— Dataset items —
--------

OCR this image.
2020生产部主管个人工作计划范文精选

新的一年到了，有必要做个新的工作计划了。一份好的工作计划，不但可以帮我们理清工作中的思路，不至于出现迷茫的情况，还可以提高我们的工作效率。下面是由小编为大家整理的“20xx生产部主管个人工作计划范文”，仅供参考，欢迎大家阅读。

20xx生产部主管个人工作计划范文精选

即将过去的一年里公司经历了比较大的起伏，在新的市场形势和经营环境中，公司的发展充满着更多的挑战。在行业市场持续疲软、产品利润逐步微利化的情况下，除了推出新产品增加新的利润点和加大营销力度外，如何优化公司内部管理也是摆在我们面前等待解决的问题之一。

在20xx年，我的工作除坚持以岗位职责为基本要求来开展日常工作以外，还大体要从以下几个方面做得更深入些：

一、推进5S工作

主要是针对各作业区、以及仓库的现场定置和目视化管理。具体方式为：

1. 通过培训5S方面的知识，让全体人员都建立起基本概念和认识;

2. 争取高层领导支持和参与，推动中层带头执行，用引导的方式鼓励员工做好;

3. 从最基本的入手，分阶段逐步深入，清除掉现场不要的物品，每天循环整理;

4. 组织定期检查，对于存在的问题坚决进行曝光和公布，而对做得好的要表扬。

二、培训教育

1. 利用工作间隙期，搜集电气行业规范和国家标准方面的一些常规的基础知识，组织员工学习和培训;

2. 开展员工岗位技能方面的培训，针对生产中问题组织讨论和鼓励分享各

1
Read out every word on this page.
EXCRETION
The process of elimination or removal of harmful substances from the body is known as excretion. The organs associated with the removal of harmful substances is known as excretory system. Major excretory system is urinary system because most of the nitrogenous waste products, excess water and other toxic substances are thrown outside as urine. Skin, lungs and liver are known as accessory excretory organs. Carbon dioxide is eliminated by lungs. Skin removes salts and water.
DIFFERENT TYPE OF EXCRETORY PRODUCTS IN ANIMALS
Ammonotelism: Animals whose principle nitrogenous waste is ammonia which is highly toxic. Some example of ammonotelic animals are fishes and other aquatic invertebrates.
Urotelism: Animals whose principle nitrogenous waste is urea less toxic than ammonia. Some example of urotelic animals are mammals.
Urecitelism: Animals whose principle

--------

— WORK REQUIRED —
Write down the full listing again, exactly.

— SOLUTION TO THIS PROBLEM —
OCR this image.
2020生产部主管个人工作计划范文精选

新的一年到了，有必要做个新的工作计划了。一份好的工作计划，不但可以帮我们理清工作中的思路，不至于出现迷茫的情况，还可以提高我们的工作效率。下面是由小编为大家整理的“20xx生产部主管个人工作计划范文”，仅供参考，欢迎大家阅读。

20xx生产部主管个人工作计划范文精选

即将过去的一年里公司经历了比较大的起伏，在新的市场形势和经营环境中，公司的发展充满着更多的挑战。在行业市场持续疲软、产品利润逐步微利化的情况下，除了推出新产品增加新的利润点和加大营销力度外，如何优化公司内部管理也是摆在我们面前等待解决的问题之一。

在20xx年，我的工作除坚持以岗位职责为基本要求来开展日常工作以外，还大体要从以下几个方面做得更深入些：

一、推进5S工作

主要是针对各作业区、以及仓库的现场定置和目视化管理。具体方式为：

1. 通过培训5S方面的知识，让全体人员都建立起基本概念和认识;

2. 争取高层领导支持和参与，推动中层带头执行，用引导的方式鼓励员工做好;

3. 从最基本的入手，分阶段逐步深入，清除掉现场不要的物品，每天循环整理;

4. 组织定期检查，对于存在的问题坚决进行曝光和公布，而对做得好的要表扬。

二、培训教育

1. 利用工作间隙期，搜集电气行业规范和国家标准方面的一些常规的基础知识，组织员工学习和培训;

2. 开展员工岗位技能方面的培训，针对生产中问题组织讨论和鼓励分享各

1
Read out every word on this page.
EXCRETION
The process of elimination or removal of harmful substances from the body is known as excretion. The organs associated with the removal of harmful substances is known as excretory system. Major excretory system is urinary system because most of the nitrogenous waste products, excess water and other toxic substances are thrown outside as urine. Skin, lungs and liver are known as accessory excretory organs. Carbon dioxide is eliminated by lungs. Skin removes salts and water.
DIFFERENT TYPE OF EXCRETORY PRODUCTS IN ANIMALS
Ammonotelism: Animals whose principle nitrogenous waste is ammonia which is highly toxic. Some example of ammonotelic animals are fishes and other aquatic invertebrates.
Urotelism: Animals whose principle nitrogenous waste is urea less toxic than ammonia. Some example of urotelic animals are mammals.
Urecitelism: Animals whose principle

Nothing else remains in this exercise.